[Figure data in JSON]
________________________________________
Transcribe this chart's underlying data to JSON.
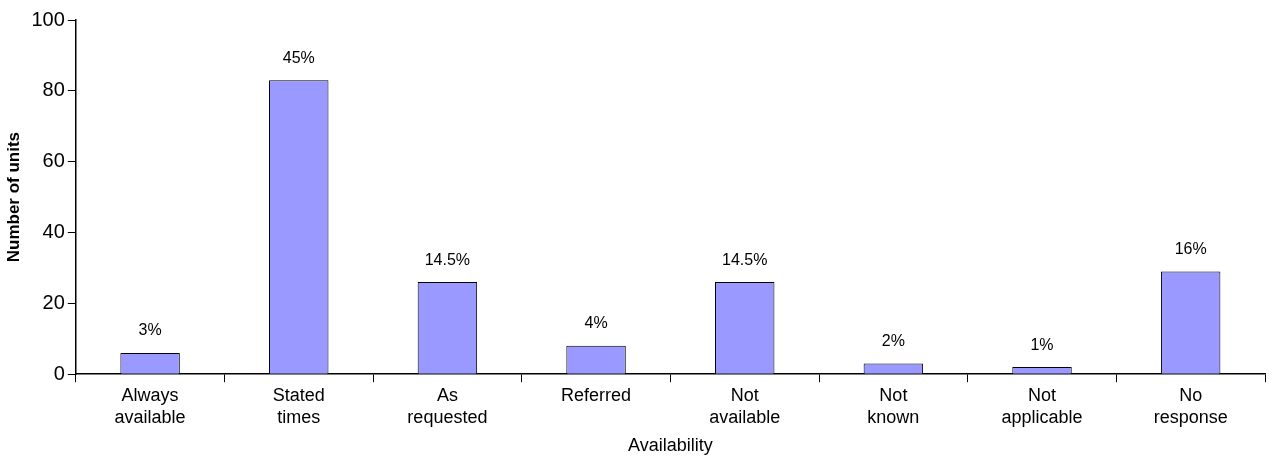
{
  "chart_data": {
    "type": "bar",
    "xlabel": "Availability",
    "ylabel": "Number of units",
    "categories": [
      "Always available",
      "Stated times",
      "As requested",
      "Referred",
      "Not available",
      "Not known",
      "Not applicable",
      "No response"
    ],
    "values": [
      6,
      83,
      26,
      8,
      26,
      3,
      2,
      29
    ],
    "annotations": [
      {
        "text": "3%",
        "x": "Always available",
        "y": 6
      },
      {
        "text": "45%",
        "x": "Stated times",
        "y": 83
      },
      {
        "text": "14.5%",
        "x": "As requested",
        "y": 26
      },
      {
        "text": "4%",
        "x": "Referred",
        "y": 8
      },
      {
        "text": "14.5%",
        "x": "Not available",
        "y": 26
      },
      {
        "text": "2%",
        "x": "Not known",
        "y": 3
      },
      {
        "text": "1%",
        "x": "Not applicable",
        "y": 2
      },
      {
        "text": "16%",
        "x": "No response",
        "y": 29
      }
    ],
    "color": "#9999ff",
    "ylim": [
      0,
      100
    ],
    "yticks": [
      0,
      20,
      40,
      60,
      80,
      100
    ],
    "grid": false,
    "legend": false
  }
}
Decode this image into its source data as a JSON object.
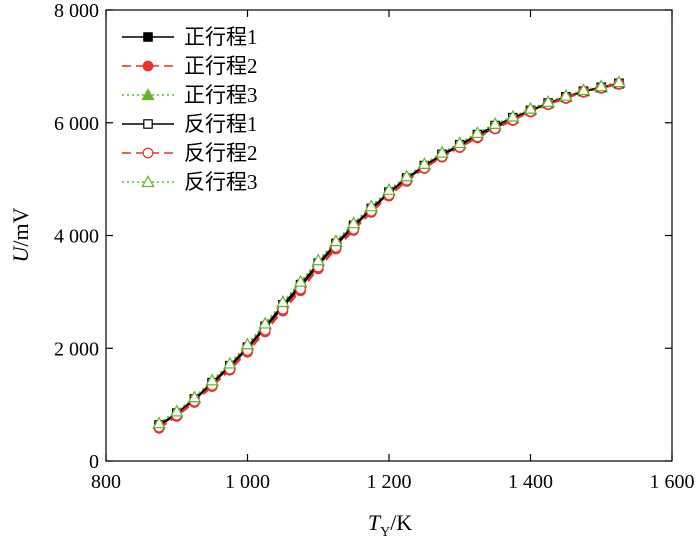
{
  "chart_data": {
    "type": "line",
    "title": "",
    "xlabel": {
      "main": "T",
      "sub": "Y",
      "unit": "/K"
    },
    "ylabel": {
      "main": "U",
      "unit": "/mV"
    },
    "xlim": [
      800,
      1600
    ],
    "ylim": [
      0,
      8000
    ],
    "xticks": [
      800,
      1000,
      1200,
      1400,
      1600
    ],
    "yticks": [
      0,
      2000,
      4000,
      6000,
      8000
    ],
    "xtick_labels": [
      "800",
      "1 000",
      "1 200",
      "1 400",
      "1 600"
    ],
    "ytick_labels": [
      "0",
      "2 000",
      "4 000",
      "6 000",
      "8 000"
    ],
    "grid": false,
    "legend_position": "top-left",
    "x": [
      875,
      900,
      925,
      950,
      975,
      1000,
      1025,
      1050,
      1075,
      1100,
      1125,
      1150,
      1175,
      1200,
      1225,
      1250,
      1275,
      1300,
      1325,
      1350,
      1375,
      1400,
      1425,
      1450,
      1475,
      1500,
      1525
    ],
    "series": [
      {
        "name": "正行程1",
        "color": "#000000",
        "dash": "solid",
        "marker": "square",
        "filled": true,
        "values": [
          620,
          830,
          1080,
          1370,
          1660,
          1990,
          2360,
          2730,
          3090,
          3470,
          3820,
          4150,
          4460,
          4750,
          5000,
          5220,
          5420,
          5590,
          5760,
          5910,
          6060,
          6210,
          6340,
          6450,
          6550,
          6620,
          6690
        ]
      },
      {
        "name": "正行程2",
        "color": "#e8322b",
        "dash": "dashed",
        "marker": "circle",
        "filled": true,
        "values": [
          580,
          790,
          1040,
          1320,
          1610,
          1930,
          2290,
          2660,
          3020,
          3410,
          3760,
          4090,
          4410,
          4700,
          4960,
          5190,
          5390,
          5560,
          5730,
          5890,
          6040,
          6190,
          6320,
          6430,
          6540,
          6610,
          6680
        ]
      },
      {
        "name": "正行程3",
        "color": "#5fb52b",
        "dash": "dotted",
        "marker": "triangle",
        "filled": true,
        "values": [
          650,
          860,
          1110,
          1410,
          1710,
          2050,
          2420,
          2800,
          3160,
          3540,
          3880,
          4200,
          4500,
          4790,
          5030,
          5250,
          5450,
          5620,
          5790,
          5940,
          6080,
          6230,
          6350,
          6460,
          6560,
          6630,
          6710
        ]
      },
      {
        "name": "反行程1",
        "color": "#000000",
        "dash": "solid",
        "marker": "square",
        "filled": false,
        "values": [
          640,
          850,
          1100,
          1390,
          1690,
          2020,
          2390,
          2770,
          3130,
          3510,
          3860,
          4180,
          4480,
          4770,
          5020,
          5240,
          5440,
          5610,
          5790,
          5950,
          6090,
          6220,
          6350,
          6460,
          6560,
          6630,
          6700
        ]
      },
      {
        "name": "反行程2",
        "color": "#e8322b",
        "dash": "dashed",
        "marker": "circle",
        "filled": false,
        "values": [
          600,
          810,
          1060,
          1340,
          1630,
          1960,
          2320,
          2690,
          3050,
          3440,
          3790,
          4110,
          4430,
          4720,
          4980,
          5200,
          5400,
          5570,
          5750,
          5900,
          6050,
          6200,
          6330,
          6440,
          6550,
          6620,
          6690
        ]
      },
      {
        "name": "反行程3",
        "color": "#5fb52b",
        "dash": "dotted",
        "marker": "triangle",
        "filled": false,
        "values": [
          670,
          880,
          1130,
          1430,
          1730,
          2070,
          2440,
          2820,
          3180,
          3560,
          3900,
          4220,
          4520,
          4810,
          5050,
          5270,
          5470,
          5640,
          5820,
          5980,
          6110,
          6250,
          6370,
          6480,
          6580,
          6650,
          6720
        ]
      }
    ]
  }
}
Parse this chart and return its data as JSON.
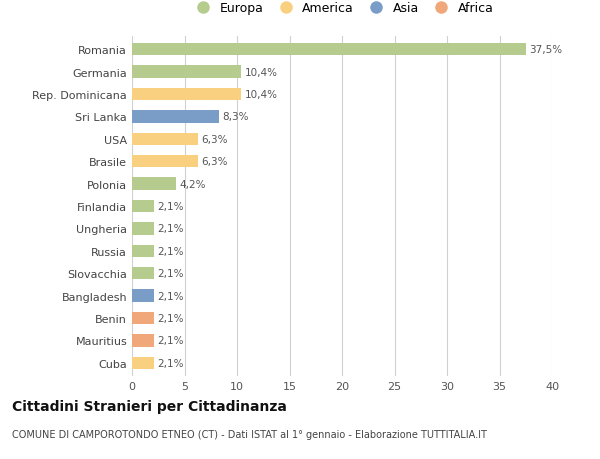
{
  "countries": [
    "Romania",
    "Germania",
    "Rep. Dominicana",
    "Sri Lanka",
    "USA",
    "Brasile",
    "Polonia",
    "Finlandia",
    "Ungheria",
    "Russia",
    "Slovacchia",
    "Bangladesh",
    "Benin",
    "Mauritius",
    "Cuba"
  ],
  "values": [
    37.5,
    10.4,
    10.4,
    8.3,
    6.3,
    6.3,
    4.2,
    2.1,
    2.1,
    2.1,
    2.1,
    2.1,
    2.1,
    2.1,
    2.1
  ],
  "labels": [
    "37,5%",
    "10,4%",
    "10,4%",
    "8,3%",
    "6,3%",
    "6,3%",
    "4,2%",
    "2,1%",
    "2,1%",
    "2,1%",
    "2,1%",
    "2,1%",
    "2,1%",
    "2,1%",
    "2,1%"
  ],
  "continents": [
    "Europa",
    "Europa",
    "America",
    "Asia",
    "America",
    "America",
    "Europa",
    "Europa",
    "Europa",
    "Europa",
    "Europa",
    "Asia",
    "Africa",
    "Africa",
    "America"
  ],
  "colors": {
    "Europa": "#b5cc8e",
    "America": "#f9d07f",
    "Asia": "#7a9dc8",
    "Africa": "#f0a87a"
  },
  "legend_order": [
    "Europa",
    "America",
    "Asia",
    "Africa"
  ],
  "title": "Cittadini Stranieri per Cittadinanza",
  "subtitle": "COMUNE DI CAMPOROTONDO ETNEO (CT) - Dati ISTAT al 1° gennaio - Elaborazione TUTTITALIA.IT",
  "xlim": [
    0,
    40
  ],
  "xticks": [
    0,
    5,
    10,
    15,
    20,
    25,
    30,
    35,
    40
  ],
  "background_color": "#ffffff",
  "grid_color": "#d0d0d0"
}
________________________________________
== TASK DIRECTIONS ==
Write every record out again exactly; no pictures belong in the copy.

== RESPONSE TO THE EXERCISE ==
Transcribe this chart's underlying data to JSON.
{
  "chart_data": {
    "type": "bar",
    "xlabel": "Availability",
    "ylabel": "Number of units",
    "categories": [
      "Always available",
      "Stated times",
      "As requested",
      "Referred",
      "Not available",
      "Not known",
      "Not applicable",
      "No response"
    ],
    "values": [
      6,
      83,
      26,
      8,
      26,
      3,
      2,
      29
    ],
    "annotations": [
      {
        "text": "3%",
        "x": "Always available",
        "y": 6
      },
      {
        "text": "45%",
        "x": "Stated times",
        "y": 83
      },
      {
        "text": "14.5%",
        "x": "As requested",
        "y": 26
      },
      {
        "text": "4%",
        "x": "Referred",
        "y": 8
      },
      {
        "text": "14.5%",
        "x": "Not available",
        "y": 26
      },
      {
        "text": "2%",
        "x": "Not known",
        "y": 3
      },
      {
        "text": "1%",
        "x": "Not applicable",
        "y": 2
      },
      {
        "text": "16%",
        "x": "No response",
        "y": 29
      }
    ],
    "color": "#9999ff",
    "ylim": [
      0,
      100
    ],
    "yticks": [
      0,
      20,
      40,
      60,
      80,
      100
    ],
    "grid": false,
    "legend": false
  }
}
Decode this image into its source data as a JSON object.
{
  "chart_data": {
    "type": "line",
    "title": "",
    "xlabel": {
      "main": "T",
      "sub": "Y",
      "unit": "/K"
    },
    "ylabel": {
      "main": "U",
      "unit": "/mV"
    },
    "xlim": [
      800,
      1600
    ],
    "ylim": [
      0,
      8000
    ],
    "xticks": [
      800,
      1000,
      1200,
      1400,
      1600
    ],
    "yticks": [
      0,
      2000,
      4000,
      6000,
      8000
    ],
    "xtick_labels": [
      "800",
      "1 000",
      "1 200",
      "1 400",
      "1 600"
    ],
    "ytick_labels": [
      "0",
      "2 000",
      "4 000",
      "6 000",
      "8 000"
    ],
    "grid": false,
    "legend_position": "top-left",
    "x": [
      875,
      900,
      925,
      950,
      975,
      1000,
      1025,
      1050,
      1075,
      1100,
      1125,
      1150,
      1175,
      1200,
      1225,
      1250,
      1275,
      1300,
      1325,
      1350,
      1375,
      1400,
      1425,
      1450,
      1475,
      1500,
      1525
    ],
    "series": [
      {
        "name": "正行程1",
        "color": "#000000",
        "dash": "solid",
        "marker": "square",
        "filled": true,
        "values": [
          620,
          830,
          1080,
          1370,
          1660,
          1990,
          2360,
          2730,
          3090,
          3470,
          3820,
          4150,
          4460,
          4750,
          5000,
          5220,
          5420,
          5590,
          5760,
          5910,
          6060,
          6210,
          6340,
          6450,
          6550,
          6620,
          6690
        ]
      },
      {
        "name": "正行程2",
        "color": "#e8322b",
        "dash": "dashed",
        "marker": "circle",
        "filled": true,
        "values": [
          580,
          790,
          1040,
          1320,
          1610,
          1930,
          2290,
          2660,
          3020,
          3410,
          3760,
          4090,
          4410,
          4700,
          4960,
          5190,
          5390,
          5560,
          5730,
          5890,
          6040,
          6190,
          6320,
          6430,
          6540,
          6610,
          6680
        ]
      },
      {
        "name": "正行程3",
        "color": "#5fb52b",
        "dash": "dotted",
        "marker": "triangle",
        "filled": true,
        "values": [
          650,
          860,
          1110,
          1410,
          1710,
          2050,
          2420,
          2800,
          3160,
          3540,
          3880,
          4200,
          4500,
          4790,
          5030,
          5250,
          5450,
          5620,
          5790,
          5940,
          6080,
          6230,
          6350,
          6460,
          6560,
          6630,
          6710
        ]
      },
      {
        "name": "反行程1",
        "color": "#000000",
        "dash": "solid",
        "marker": "square",
        "filled": false,
        "values": [
          640,
          850,
          1100,
          1390,
          1690,
          2020,
          2390,
          2770,
          3130,
          3510,
          3860,
          4180,
          4480,
          4770,
          5020,
          5240,
          5440,
          5610,
          5790,
          5950,
          6090,
          6220,
          6350,
          6460,
          6560,
          6630,
          6700
        ]
      },
      {
        "name": "反行程2",
        "color": "#e8322b",
        "dash": "dashed",
        "marker": "circle",
        "filled": false,
        "values": [
          600,
          810,
          1060,
          1340,
          1630,
          1960,
          2320,
          2690,
          3050,
          3440,
          3790,
          4110,
          4430,
          4720,
          4980,
          5200,
          5400,
          5570,
          5750,
          5900,
          6050,
          6200,
          6330,
          6440,
          6550,
          6620,
          6690
        ]
      },
      {
        "name": "反行程3",
        "color": "#5fb52b",
        "dash": "dotted",
        "marker": "triangle",
        "filled": false,
        "values": [
          670,
          880,
          1130,
          1430,
          1730,
          2070,
          2440,
          2820,
          3180,
          3560,
          3900,
          4220,
          4520,
          4810,
          5050,
          5270,
          5470,
          5640,
          5820,
          5980,
          6110,
          6250,
          6370,
          6480,
          6580,
          6650,
          6720
        ]
      }
    ]
  }
}
Parse this chart and return its data as JSON.
{
  "countries": [
    "Romania",
    "Germania",
    "Rep. Dominicana",
    "Sri Lanka",
    "USA",
    "Brasile",
    "Polonia",
    "Finlandia",
    "Ungheria",
    "Russia",
    "Slovacchia",
    "Bangladesh",
    "Benin",
    "Mauritius",
    "Cuba"
  ],
  "values": [
    37.5,
    10.4,
    10.4,
    8.3,
    6.3,
    6.3,
    4.2,
    2.1,
    2.1,
    2.1,
    2.1,
    2.1,
    2.1,
    2.1,
    2.1
  ],
  "labels": [
    "37,5%",
    "10,4%",
    "10,4%",
    "8,3%",
    "6,3%",
    "6,3%",
    "4,2%",
    "2,1%",
    "2,1%",
    "2,1%",
    "2,1%",
    "2,1%",
    "2,1%",
    "2,1%",
    "2,1%"
  ],
  "continents": [
    "Europa",
    "Europa",
    "America",
    "Asia",
    "America",
    "America",
    "Europa",
    "Europa",
    "Europa",
    "Europa",
    "Europa",
    "Asia",
    "Africa",
    "Africa",
    "America"
  ],
  "colors": {
    "Europa": "#b5cc8e",
    "America": "#f9d07f",
    "Asia": "#7a9dc8",
    "Africa": "#f0a87a"
  },
  "legend_order": [
    "Europa",
    "America",
    "Asia",
    "Africa"
  ],
  "title": "Cittadini Stranieri per Cittadinanza",
  "subtitle": "COMUNE DI CAMPOROTONDO ETNEO (CT) - Dati ISTAT al 1° gennaio - Elaborazione TUTTITALIA.IT",
  "xlim": [
    0,
    40
  ],
  "xticks": [
    0,
    5,
    10,
    15,
    20,
    25,
    30,
    35,
    40
  ],
  "background_color": "#ffffff",
  "grid_color": "#d0d0d0"
}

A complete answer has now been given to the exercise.